## WHAT THE EXERCISE ASKS
All lines below must be repeated exactly, with the pictures omitted.

## SOURCE MATERIAL
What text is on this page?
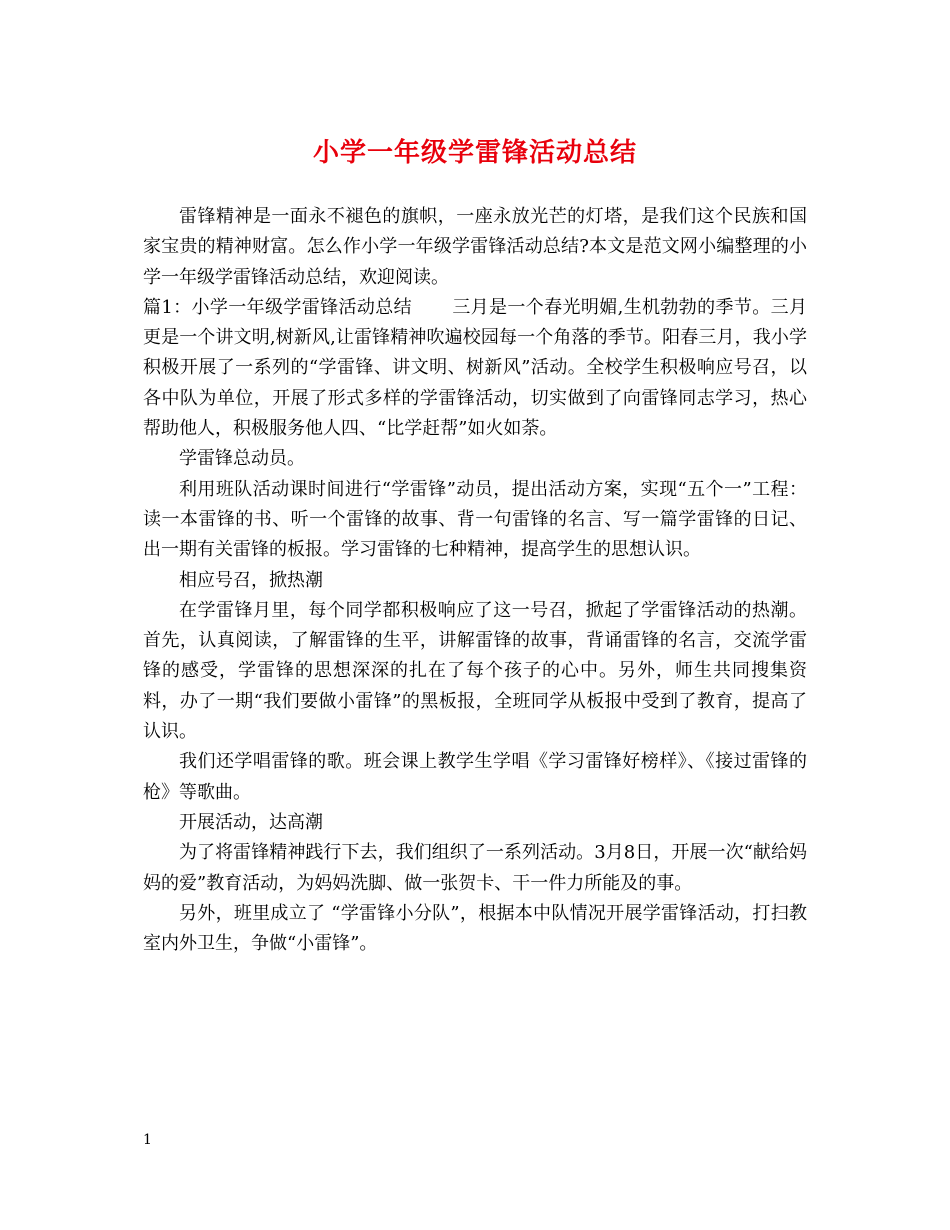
小学一年级学雷锋活动总结

雷锋精神是一面永不褪色的旗帜，一座永放光芒的灯塔，是我们这个民族和国家宝贵的精神财富。怎么作小学一年级学雷锋活动总结?本文是范文网小编整理的小学一年级学雷锋活动总结，欢迎阅读。

篇1：小学一年级学雷锋活动总结 三月是一个春光明媚,生机勃勃的季节。三月更是一个讲文明,树新风,让雷锋精神吹遍校园每一个角落的季节。阳春三月，我小学积极开展了一系列的“学雷锋、讲文明、树新风”活动。全校学生积极响应号召，以各中队为单位，开展了形式多样的学雷锋活动，切实做到了向雷锋同志学习，热心帮助他人，积极服务他人四、“比学赶帮”如火如荼。

学雷锋总动员。

利用班队活动课时间进行“学雷锋”动员，提出活动方案，实现“五个一”工程：读一本雷锋的书、听一个雷锋的故事、背一句雷锋的名言、写一篇学雷锋的日记、出一期有关雷锋的板报。学习雷锋的七种精神，提高学生的思想认识。

相应号召，掀热潮

在学雷锋月里，每个同学都积极响应了这一号召，掀起了学雷锋活动的热潮。首先，认真阅读，了解雷锋的生平，讲解雷锋的故事，背诵雷锋的名言，交流学雷锋的感受，学雷锋的思想深深的扎在了每个孩子的心中。另外，师生共同搜集资料，办了一期“我们要做小雷锋”的黑板报，全班同学从板报中受到了教育，提高了认识。

我们还学唱雷锋的歌。班会课上教学生学唱《学习雷锋好榜样》、《接过雷锋的枪》等歌曲。

开展活动，达高潮

为了将雷锋精神践行下去，我们组织了一系列活动。3月8日，开展一次“献给妈妈的爱”教育活动，为妈妈洗脚、做一张贺卡、干一件力所能及的事。

另外，班里成立了 “学雷锋小分队”，根据本中队情况开展学雷锋活动，打扫教室内外卫生，争做“小雷锋”。

1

## SOLUTION TO THIS TASK
What text is on this page?
小学一年级学雷锋活动总结

雷锋精神是一面永不褪色的旗帜，一座永放光芒的灯塔，是我们这个民族和国家宝贵的精神财富。怎么作小学一年级学雷锋活动总结?本文是范文网小编整理的小学一年级学雷锋活动总结，欢迎阅读。

篇1：小学一年级学雷锋活动总结 三月是一个春光明媚,生机勃勃的季节。三月更是一个讲文明,树新风,让雷锋精神吹遍校园每一个角落的季节。阳春三月，我小学积极开展了一系列的“学雷锋、讲文明、树新风”活动。全校学生积极响应号召，以各中队为单位，开展了形式多样的学雷锋活动，切实做到了向雷锋同志学习，热心帮助他人，积极服务他人四、“比学赶帮”如火如荼。

学雷锋总动员。

利用班队活动课时间进行“学雷锋”动员，提出活动方案，实现“五个一”工程：读一本雷锋的书、听一个雷锋的故事、背一句雷锋的名言、写一篇学雷锋的日记、出一期有关雷锋的板报。学习雷锋的七种精神，提高学生的思想认识。

相应号召，掀热潮

在学雷锋月里，每个同学都积极响应了这一号召，掀起了学雷锋活动的热潮。首先，认真阅读，了解雷锋的生平，讲解雷锋的故事，背诵雷锋的名言，交流学雷锋的感受，学雷锋的思想深深的扎在了每个孩子的心中。另外，师生共同搜集资料，办了一期“我们要做小雷锋”的黑板报，全班同学从板报中受到了教育，提高了认识。

我们还学唱雷锋的歌。班会课上教学生学唱《学习雷锋好榜样》、《接过雷锋的枪》等歌曲。

开展活动，达高潮

为了将雷锋精神践行下去，我们组织了一系列活动。3月8日，开展一次“献给妈妈的爱”教育活动，为妈妈洗脚、做一张贺卡、干一件力所能及的事。

另外，班里成立了 “学雷锋小分队”，根据本中队情况开展学雷锋活动，打扫教室内外卫生，争做“小雷锋”。

1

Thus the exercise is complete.